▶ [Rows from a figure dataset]
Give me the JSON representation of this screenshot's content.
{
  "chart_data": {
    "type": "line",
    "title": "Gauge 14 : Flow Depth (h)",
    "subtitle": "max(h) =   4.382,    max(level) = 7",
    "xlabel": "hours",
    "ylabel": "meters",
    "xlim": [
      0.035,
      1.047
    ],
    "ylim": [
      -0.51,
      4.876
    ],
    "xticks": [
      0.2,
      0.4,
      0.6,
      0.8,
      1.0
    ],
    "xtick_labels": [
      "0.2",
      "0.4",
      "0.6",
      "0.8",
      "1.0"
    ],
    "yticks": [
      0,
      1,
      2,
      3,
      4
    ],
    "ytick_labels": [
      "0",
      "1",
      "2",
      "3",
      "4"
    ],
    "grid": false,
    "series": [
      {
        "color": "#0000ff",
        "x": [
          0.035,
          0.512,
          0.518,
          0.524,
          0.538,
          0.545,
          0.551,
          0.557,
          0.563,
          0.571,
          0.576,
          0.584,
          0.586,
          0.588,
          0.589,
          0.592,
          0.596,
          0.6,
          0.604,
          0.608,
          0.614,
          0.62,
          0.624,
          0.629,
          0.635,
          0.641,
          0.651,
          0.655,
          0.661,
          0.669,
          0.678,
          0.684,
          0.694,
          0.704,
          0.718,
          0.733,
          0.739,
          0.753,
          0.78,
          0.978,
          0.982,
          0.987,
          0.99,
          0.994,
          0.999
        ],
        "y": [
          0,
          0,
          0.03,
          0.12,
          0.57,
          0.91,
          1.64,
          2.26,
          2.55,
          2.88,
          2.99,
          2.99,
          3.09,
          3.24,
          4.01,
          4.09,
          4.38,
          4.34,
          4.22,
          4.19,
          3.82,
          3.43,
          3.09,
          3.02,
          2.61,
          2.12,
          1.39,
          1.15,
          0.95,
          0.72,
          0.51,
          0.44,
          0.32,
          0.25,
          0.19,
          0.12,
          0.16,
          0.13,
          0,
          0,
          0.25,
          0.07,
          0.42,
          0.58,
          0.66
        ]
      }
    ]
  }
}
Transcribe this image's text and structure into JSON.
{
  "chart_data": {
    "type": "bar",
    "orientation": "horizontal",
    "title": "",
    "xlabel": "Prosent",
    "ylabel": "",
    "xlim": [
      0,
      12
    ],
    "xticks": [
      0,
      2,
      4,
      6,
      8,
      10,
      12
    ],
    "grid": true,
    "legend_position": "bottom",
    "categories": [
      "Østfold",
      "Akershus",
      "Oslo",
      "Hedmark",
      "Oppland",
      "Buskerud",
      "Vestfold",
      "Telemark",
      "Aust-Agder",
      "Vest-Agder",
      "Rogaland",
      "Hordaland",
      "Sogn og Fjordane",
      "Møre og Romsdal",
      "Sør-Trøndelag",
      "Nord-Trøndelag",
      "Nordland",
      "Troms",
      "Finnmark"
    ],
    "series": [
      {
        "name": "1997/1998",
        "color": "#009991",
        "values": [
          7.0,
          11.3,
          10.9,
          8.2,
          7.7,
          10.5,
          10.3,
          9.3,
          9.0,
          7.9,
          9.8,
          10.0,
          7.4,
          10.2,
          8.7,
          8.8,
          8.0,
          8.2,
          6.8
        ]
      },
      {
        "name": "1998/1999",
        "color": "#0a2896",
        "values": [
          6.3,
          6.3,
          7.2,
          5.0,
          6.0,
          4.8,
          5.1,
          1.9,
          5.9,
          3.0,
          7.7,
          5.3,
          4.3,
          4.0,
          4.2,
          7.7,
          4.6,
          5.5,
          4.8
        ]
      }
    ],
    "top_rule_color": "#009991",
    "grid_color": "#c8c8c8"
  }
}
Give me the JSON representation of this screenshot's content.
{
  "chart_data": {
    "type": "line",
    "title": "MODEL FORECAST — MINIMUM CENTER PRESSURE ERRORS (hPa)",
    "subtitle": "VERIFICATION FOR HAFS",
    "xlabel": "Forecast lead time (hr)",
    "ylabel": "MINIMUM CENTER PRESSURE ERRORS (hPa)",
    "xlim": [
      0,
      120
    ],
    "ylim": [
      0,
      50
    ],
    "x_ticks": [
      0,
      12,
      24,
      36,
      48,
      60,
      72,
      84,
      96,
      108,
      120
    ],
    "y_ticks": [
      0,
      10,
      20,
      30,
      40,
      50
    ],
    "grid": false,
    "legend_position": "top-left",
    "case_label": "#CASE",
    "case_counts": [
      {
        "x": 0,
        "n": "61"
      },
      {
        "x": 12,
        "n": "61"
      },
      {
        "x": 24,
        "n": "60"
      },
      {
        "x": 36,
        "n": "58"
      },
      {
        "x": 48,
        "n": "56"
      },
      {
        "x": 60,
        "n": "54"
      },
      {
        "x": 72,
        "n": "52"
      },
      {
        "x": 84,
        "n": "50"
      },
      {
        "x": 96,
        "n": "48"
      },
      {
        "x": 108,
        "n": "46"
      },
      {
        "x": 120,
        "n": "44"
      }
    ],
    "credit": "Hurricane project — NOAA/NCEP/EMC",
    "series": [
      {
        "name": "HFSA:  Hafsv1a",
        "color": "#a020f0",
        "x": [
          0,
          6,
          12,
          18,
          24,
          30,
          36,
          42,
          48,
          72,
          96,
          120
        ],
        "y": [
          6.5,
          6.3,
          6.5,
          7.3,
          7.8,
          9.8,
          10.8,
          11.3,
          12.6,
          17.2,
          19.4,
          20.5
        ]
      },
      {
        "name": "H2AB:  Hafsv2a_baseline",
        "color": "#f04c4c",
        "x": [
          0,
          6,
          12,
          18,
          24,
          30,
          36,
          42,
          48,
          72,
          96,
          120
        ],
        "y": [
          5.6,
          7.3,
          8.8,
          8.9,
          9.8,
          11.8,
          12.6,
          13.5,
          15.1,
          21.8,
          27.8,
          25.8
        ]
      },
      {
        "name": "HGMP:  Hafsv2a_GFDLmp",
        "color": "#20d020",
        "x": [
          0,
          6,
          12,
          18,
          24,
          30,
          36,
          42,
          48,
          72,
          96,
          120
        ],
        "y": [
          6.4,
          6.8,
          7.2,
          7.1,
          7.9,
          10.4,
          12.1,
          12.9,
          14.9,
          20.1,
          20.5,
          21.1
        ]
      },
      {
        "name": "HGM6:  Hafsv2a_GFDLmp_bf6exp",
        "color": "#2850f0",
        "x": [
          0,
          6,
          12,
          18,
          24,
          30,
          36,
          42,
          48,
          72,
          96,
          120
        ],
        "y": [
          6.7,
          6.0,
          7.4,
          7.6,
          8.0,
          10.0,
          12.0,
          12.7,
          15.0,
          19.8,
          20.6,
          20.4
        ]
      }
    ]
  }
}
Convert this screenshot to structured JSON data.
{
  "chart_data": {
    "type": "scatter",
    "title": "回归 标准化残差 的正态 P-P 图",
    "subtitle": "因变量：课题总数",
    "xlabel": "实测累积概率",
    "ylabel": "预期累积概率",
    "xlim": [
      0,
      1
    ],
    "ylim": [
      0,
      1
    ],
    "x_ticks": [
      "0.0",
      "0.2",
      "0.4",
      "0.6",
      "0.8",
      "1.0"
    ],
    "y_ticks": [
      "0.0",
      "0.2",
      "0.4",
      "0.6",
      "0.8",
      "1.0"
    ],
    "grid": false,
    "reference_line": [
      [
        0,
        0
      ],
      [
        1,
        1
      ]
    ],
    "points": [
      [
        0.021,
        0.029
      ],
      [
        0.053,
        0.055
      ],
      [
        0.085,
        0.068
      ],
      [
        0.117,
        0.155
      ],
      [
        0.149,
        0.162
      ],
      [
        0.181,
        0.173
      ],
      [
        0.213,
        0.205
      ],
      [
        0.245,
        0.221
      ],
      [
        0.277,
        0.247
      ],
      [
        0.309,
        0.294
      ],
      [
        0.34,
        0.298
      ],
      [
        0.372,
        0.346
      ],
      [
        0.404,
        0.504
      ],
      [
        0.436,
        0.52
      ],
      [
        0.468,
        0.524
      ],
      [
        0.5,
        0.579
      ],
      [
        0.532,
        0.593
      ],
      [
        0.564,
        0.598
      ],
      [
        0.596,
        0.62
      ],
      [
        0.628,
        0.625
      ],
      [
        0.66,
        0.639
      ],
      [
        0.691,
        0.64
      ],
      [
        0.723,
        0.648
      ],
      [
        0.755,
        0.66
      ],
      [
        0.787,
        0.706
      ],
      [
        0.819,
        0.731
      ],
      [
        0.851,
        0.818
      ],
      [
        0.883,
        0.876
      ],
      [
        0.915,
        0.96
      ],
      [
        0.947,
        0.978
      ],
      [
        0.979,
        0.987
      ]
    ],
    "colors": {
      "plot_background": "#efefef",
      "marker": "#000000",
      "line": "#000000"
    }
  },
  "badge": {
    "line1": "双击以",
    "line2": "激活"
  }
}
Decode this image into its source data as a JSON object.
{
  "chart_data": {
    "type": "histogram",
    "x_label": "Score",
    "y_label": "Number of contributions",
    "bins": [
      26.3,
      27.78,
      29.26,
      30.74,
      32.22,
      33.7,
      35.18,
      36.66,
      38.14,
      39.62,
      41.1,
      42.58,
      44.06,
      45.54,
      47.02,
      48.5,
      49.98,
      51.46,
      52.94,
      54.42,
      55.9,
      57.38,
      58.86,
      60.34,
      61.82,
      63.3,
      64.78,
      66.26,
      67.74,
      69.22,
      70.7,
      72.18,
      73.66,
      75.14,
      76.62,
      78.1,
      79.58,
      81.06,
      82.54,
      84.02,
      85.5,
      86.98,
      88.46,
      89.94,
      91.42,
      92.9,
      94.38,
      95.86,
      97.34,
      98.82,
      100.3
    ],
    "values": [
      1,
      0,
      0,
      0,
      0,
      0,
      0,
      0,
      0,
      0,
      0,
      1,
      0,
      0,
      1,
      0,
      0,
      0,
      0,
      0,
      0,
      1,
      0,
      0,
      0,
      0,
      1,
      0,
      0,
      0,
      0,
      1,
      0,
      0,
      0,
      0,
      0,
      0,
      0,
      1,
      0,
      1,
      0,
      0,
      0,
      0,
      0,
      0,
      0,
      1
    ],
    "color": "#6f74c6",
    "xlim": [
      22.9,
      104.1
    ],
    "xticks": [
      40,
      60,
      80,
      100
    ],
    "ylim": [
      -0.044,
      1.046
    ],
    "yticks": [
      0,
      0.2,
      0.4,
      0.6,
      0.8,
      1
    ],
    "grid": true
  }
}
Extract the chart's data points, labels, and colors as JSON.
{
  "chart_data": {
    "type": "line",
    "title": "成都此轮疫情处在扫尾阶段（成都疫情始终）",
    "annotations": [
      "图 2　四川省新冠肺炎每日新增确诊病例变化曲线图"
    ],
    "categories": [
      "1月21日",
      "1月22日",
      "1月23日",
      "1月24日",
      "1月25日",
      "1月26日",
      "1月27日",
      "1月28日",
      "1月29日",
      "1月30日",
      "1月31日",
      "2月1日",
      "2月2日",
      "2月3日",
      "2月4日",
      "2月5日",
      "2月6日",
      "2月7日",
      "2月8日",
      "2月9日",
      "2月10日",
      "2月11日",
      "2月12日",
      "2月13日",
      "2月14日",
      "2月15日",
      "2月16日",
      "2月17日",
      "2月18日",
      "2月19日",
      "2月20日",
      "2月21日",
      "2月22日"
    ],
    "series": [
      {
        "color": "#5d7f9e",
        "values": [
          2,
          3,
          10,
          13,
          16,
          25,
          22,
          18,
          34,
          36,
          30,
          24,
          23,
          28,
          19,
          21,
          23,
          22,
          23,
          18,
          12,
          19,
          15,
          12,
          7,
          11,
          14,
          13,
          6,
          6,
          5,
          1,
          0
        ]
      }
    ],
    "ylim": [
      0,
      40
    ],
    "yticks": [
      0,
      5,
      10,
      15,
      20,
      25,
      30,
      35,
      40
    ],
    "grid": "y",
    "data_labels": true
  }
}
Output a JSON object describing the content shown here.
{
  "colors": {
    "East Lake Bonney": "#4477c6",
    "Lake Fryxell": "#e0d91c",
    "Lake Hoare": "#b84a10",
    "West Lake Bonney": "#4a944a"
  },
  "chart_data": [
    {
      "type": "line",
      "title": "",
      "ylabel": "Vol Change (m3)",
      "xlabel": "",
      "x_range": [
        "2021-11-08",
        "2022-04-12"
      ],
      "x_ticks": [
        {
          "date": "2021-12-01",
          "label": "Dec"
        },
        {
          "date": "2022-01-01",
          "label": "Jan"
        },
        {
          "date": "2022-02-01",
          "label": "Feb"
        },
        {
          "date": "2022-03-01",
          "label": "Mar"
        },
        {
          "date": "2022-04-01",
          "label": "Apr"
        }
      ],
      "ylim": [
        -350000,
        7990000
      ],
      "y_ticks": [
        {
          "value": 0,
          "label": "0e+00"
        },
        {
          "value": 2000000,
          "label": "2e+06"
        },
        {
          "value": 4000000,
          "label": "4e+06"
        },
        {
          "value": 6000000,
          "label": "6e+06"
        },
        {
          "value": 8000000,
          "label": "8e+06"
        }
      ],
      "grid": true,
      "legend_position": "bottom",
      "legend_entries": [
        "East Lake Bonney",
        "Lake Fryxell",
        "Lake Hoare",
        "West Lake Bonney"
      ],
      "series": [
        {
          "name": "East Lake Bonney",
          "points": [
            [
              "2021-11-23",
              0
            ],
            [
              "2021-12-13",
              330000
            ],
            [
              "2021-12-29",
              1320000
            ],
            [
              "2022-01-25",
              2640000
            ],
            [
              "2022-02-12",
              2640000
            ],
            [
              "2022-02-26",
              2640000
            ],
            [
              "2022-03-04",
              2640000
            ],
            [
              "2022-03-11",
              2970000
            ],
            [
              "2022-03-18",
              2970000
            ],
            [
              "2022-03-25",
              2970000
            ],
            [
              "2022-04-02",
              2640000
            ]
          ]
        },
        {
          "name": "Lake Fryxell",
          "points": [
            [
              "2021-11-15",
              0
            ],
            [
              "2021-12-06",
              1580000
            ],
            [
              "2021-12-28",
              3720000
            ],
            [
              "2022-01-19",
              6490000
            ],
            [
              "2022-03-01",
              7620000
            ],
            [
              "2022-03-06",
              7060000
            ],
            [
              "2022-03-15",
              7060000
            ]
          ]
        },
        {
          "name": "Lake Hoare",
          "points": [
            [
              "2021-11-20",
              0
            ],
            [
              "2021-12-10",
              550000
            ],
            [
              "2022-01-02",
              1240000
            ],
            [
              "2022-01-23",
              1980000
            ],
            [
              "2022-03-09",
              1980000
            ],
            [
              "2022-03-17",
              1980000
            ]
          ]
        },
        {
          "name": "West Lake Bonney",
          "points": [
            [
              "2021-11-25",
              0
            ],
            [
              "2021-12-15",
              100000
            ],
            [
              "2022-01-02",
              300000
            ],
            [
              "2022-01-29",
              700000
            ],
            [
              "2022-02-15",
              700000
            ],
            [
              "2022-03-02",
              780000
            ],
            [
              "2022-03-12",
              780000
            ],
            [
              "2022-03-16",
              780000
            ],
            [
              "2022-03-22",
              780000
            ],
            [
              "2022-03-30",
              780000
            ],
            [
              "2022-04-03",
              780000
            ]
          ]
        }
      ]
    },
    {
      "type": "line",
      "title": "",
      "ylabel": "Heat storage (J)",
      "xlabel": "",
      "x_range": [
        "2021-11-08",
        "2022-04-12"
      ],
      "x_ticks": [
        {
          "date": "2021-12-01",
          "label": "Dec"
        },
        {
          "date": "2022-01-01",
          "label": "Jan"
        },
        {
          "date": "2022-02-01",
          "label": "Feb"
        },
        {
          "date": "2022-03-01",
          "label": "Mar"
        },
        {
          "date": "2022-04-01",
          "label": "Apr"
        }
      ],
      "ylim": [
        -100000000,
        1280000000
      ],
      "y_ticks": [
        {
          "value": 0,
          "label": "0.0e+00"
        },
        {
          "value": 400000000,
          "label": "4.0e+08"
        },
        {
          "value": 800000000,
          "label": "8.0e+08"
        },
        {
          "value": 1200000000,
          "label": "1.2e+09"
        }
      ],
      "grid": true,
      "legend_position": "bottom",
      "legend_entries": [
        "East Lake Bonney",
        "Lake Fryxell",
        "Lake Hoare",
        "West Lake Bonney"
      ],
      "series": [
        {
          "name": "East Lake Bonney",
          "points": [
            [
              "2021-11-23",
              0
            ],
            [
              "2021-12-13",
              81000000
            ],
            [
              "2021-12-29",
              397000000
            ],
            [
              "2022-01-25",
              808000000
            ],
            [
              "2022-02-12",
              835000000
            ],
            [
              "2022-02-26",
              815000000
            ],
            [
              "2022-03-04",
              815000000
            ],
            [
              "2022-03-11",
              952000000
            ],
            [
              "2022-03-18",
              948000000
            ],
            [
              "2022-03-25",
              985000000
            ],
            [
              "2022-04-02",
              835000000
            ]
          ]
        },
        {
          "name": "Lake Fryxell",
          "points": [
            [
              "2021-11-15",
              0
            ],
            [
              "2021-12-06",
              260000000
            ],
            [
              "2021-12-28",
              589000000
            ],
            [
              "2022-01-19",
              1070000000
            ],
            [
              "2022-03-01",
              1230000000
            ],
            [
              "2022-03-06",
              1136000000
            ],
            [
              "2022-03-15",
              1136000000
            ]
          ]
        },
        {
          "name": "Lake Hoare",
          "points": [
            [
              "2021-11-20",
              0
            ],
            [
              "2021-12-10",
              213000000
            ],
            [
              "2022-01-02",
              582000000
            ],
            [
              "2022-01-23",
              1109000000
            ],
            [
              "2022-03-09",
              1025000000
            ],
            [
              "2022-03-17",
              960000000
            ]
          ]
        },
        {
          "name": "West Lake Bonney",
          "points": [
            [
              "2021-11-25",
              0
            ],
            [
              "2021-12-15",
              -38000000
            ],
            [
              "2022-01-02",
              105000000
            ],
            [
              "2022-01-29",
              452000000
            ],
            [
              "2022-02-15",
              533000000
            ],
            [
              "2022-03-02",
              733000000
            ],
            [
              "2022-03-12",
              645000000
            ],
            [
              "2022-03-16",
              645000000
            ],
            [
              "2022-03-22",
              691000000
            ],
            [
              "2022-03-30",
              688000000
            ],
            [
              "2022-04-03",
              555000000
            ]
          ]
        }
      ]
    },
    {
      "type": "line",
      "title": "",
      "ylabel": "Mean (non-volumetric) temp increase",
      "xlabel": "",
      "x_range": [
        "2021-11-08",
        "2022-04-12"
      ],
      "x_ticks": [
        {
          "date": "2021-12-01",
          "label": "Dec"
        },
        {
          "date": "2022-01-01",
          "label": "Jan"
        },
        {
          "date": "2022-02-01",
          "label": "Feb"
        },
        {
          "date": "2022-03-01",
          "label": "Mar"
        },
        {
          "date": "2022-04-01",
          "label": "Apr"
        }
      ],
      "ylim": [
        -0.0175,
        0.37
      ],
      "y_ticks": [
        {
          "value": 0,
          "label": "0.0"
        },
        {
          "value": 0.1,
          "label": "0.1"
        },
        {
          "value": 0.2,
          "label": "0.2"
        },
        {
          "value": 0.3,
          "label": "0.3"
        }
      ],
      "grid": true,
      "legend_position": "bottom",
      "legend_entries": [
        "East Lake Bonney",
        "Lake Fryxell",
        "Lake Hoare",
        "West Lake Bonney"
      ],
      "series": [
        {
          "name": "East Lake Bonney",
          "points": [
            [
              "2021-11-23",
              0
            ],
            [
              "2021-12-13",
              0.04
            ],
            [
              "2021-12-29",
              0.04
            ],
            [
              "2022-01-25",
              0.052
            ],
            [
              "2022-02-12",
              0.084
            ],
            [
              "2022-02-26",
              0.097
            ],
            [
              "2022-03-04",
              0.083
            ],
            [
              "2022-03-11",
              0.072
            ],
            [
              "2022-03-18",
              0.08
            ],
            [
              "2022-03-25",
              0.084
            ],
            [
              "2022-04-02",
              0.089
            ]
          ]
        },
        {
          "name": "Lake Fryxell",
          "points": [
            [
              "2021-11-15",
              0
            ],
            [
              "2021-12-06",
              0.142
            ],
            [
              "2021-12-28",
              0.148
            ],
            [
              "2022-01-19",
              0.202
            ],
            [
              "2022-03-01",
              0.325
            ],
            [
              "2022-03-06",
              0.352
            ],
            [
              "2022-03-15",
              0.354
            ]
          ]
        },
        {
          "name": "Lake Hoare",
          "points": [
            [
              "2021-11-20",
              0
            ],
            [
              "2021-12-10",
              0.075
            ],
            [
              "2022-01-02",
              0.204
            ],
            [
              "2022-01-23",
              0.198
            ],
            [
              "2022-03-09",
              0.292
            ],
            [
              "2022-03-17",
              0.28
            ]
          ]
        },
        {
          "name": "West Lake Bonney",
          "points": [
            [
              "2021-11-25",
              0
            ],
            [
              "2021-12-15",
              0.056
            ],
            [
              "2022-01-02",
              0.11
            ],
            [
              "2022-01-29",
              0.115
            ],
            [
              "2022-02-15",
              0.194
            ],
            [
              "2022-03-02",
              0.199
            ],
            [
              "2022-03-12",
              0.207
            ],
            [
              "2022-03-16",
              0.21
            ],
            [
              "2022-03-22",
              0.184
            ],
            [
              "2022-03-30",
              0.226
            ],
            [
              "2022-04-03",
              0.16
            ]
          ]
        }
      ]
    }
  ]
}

▶ [TASK DESCRIPTION] How many of the lines above include the word "subtitle"? Respond with the number alone.

▶ [FULL RESPONSE] 3